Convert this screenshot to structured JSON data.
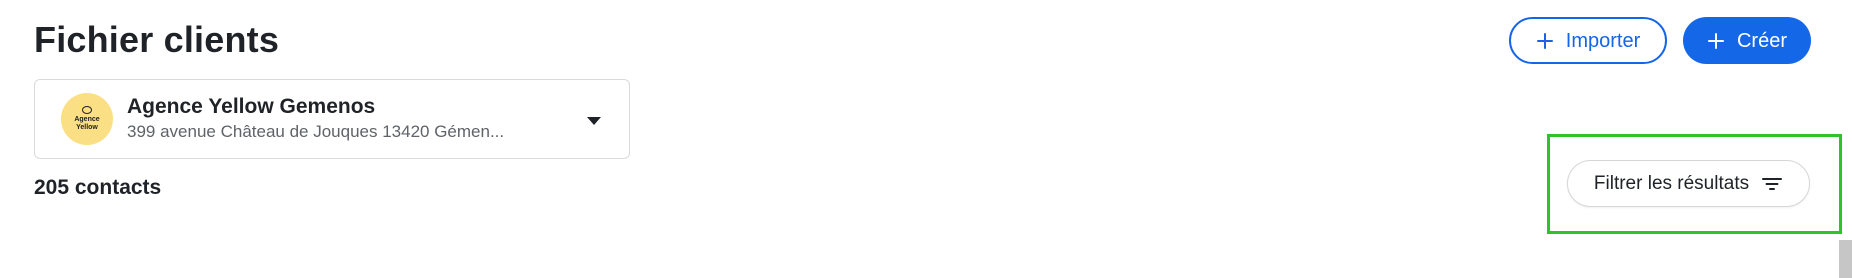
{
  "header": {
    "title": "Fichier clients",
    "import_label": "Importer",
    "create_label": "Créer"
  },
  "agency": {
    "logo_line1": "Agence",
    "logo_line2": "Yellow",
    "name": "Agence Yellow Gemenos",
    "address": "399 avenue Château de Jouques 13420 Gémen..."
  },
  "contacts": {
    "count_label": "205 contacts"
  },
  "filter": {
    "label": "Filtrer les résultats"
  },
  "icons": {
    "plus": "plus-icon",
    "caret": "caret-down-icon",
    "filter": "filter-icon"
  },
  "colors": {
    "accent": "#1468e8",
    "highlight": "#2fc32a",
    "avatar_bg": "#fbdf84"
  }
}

━━━━━━━━

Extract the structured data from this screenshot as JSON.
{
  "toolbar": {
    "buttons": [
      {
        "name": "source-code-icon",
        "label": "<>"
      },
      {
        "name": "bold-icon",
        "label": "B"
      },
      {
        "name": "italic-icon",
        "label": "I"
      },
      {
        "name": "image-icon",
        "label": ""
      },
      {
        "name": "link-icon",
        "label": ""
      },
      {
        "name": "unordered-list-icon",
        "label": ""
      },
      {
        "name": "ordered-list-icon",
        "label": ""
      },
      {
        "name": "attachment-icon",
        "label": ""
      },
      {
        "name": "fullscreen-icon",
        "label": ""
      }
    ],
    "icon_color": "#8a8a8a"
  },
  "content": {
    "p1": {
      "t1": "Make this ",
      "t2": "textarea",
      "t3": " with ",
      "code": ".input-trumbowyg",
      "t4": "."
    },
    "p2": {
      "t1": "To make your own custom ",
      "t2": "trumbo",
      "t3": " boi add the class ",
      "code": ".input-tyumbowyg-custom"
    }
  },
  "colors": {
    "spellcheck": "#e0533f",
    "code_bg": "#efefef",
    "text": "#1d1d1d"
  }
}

━━━━━━━━

REQUIRED TASK -
How many lines in the listing above contain "data"? Answer with the number alone.

ANSWER TO THE TASK -
2